-- start --

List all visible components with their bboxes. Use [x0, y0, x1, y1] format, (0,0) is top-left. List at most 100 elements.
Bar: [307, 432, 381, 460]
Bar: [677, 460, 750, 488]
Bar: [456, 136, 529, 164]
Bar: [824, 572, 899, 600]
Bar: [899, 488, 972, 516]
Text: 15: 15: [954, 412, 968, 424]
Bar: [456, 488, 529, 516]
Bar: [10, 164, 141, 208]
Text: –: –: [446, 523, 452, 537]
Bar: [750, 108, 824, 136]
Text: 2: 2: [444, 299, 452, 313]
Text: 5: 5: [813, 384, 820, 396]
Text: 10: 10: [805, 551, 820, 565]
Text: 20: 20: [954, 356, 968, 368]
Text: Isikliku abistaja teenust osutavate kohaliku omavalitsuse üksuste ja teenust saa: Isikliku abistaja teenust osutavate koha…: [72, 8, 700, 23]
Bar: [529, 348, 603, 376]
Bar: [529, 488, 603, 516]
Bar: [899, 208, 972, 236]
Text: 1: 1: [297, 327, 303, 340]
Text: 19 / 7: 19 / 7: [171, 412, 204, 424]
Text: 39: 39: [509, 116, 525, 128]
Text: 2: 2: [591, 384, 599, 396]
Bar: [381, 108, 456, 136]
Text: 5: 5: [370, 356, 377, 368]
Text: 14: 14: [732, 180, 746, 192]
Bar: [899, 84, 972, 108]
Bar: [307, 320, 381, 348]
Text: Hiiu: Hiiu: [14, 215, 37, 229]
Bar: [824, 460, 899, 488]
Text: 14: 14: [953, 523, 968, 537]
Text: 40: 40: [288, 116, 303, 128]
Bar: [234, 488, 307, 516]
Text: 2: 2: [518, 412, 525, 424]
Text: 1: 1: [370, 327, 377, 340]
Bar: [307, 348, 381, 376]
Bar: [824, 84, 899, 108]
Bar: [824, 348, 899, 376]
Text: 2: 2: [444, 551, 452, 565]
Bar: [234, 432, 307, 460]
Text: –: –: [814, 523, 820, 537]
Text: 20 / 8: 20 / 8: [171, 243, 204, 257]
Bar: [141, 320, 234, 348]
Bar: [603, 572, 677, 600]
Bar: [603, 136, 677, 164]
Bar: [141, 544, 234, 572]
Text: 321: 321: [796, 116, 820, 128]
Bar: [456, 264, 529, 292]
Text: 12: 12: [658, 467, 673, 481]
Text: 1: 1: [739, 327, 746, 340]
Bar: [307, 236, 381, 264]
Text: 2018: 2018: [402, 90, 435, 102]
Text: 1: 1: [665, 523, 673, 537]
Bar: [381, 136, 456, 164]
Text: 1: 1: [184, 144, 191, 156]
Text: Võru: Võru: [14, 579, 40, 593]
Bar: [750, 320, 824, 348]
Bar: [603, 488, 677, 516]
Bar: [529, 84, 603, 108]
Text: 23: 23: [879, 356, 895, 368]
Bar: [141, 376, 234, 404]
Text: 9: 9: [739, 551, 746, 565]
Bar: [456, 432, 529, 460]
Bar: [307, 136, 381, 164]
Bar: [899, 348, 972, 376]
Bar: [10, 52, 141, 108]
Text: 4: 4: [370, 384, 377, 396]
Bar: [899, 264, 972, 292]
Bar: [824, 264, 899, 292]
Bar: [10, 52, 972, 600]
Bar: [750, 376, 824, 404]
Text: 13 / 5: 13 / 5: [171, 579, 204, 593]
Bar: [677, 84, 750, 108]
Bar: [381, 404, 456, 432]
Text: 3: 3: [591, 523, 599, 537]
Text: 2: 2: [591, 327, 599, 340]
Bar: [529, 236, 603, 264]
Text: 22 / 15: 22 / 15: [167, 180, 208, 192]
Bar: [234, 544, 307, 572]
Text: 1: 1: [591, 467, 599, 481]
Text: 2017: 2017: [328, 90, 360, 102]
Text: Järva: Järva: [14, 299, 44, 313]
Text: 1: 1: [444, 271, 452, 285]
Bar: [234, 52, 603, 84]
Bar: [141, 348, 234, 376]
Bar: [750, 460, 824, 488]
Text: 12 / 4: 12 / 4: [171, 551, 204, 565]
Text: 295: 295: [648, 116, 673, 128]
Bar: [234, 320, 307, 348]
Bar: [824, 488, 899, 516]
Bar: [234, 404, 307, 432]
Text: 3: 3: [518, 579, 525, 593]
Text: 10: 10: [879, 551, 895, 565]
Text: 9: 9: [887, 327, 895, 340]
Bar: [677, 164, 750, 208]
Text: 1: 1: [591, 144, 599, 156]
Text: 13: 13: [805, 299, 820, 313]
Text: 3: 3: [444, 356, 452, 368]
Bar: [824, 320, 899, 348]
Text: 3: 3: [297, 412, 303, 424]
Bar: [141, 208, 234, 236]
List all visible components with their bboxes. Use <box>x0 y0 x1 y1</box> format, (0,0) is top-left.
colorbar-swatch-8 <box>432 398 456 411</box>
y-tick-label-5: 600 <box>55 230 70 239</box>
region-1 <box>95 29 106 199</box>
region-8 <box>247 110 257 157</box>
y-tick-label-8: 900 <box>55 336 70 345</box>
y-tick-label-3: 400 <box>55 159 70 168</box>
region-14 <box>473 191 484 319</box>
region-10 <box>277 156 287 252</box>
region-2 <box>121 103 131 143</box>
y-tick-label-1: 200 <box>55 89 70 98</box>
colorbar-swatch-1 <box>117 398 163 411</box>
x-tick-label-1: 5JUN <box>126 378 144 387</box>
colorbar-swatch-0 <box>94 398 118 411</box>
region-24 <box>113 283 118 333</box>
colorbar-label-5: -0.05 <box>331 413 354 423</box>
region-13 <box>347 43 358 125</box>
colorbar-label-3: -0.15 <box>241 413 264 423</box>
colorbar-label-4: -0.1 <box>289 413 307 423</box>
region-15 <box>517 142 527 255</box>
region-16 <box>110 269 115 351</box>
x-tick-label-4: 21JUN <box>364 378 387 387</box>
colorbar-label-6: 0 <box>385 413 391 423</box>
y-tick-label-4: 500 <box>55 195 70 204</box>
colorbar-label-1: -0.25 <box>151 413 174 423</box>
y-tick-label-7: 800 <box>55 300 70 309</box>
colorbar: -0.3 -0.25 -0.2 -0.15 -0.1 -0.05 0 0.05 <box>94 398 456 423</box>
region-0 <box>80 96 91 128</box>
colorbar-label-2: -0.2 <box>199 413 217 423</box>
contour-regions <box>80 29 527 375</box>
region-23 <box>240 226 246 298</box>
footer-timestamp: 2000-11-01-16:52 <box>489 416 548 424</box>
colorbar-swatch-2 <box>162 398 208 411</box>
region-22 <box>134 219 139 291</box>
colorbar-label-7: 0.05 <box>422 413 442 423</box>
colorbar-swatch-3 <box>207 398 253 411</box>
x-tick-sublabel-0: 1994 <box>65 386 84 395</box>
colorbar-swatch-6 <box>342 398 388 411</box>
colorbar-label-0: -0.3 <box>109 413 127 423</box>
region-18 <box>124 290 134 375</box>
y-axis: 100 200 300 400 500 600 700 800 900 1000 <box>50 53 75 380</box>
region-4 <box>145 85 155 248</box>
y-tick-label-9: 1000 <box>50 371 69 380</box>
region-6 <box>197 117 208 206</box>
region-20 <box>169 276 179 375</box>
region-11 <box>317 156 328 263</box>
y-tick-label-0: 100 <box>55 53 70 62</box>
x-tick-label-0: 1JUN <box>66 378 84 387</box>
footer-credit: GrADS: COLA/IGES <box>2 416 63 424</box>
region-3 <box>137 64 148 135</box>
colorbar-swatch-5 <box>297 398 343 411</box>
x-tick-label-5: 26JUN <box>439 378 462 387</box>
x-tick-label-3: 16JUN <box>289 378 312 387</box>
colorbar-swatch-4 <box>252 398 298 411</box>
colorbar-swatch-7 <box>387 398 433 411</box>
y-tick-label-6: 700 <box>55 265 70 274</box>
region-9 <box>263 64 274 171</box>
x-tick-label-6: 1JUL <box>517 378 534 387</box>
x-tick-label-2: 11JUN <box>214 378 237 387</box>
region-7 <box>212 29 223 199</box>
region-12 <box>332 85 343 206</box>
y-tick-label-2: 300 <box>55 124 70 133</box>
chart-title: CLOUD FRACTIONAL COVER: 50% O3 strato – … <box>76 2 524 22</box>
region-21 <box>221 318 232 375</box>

-- end --

Directions for this task:
Rewrite the listing from its first line through the line containing "Text: 2: 2: [591, 384, 599, 396]", changing "Bar" to "Rect" everywhere in those lines and leaving everything else unchanged.

Response to the exercise:
List all visible components with their bboxes. Use [x0, y0, x1, y1] format, (0,0) is top-left. List at most 100 elements.
Rect: [307, 432, 381, 460]
Rect: [677, 460, 750, 488]
Rect: [456, 136, 529, 164]
Rect: [824, 572, 899, 600]
Rect: [899, 488, 972, 516]
Text: 15: 15: [954, 412, 968, 424]
Rect: [456, 488, 529, 516]
Rect: [10, 164, 141, 208]
Text: –: –: [446, 523, 452, 537]
Rect: [750, 108, 824, 136]
Text: 2: 2: [444, 299, 452, 313]
Text: 5: 5: [813, 384, 820, 396]
Text: 10: 10: [805, 551, 820, 565]
Text: 20: 20: [954, 356, 968, 368]
Text: Isikliku abistaja teenust osutavate kohaliku omavalitsuse üksuste ja teenust saa: Isikliku abistaja teenust osutavate koha…: [72, 8, 700, 23]
Rect: [529, 348, 603, 376]
Rect: [529, 488, 603, 516]
Rect: [899, 208, 972, 236]
Text: 1: 1: [297, 327, 303, 340]
Text: 19 / 7: 19 / 7: [171, 412, 204, 424]
Text: 39: 39: [509, 116, 525, 128]
Text: 2: 2: [591, 384, 599, 396]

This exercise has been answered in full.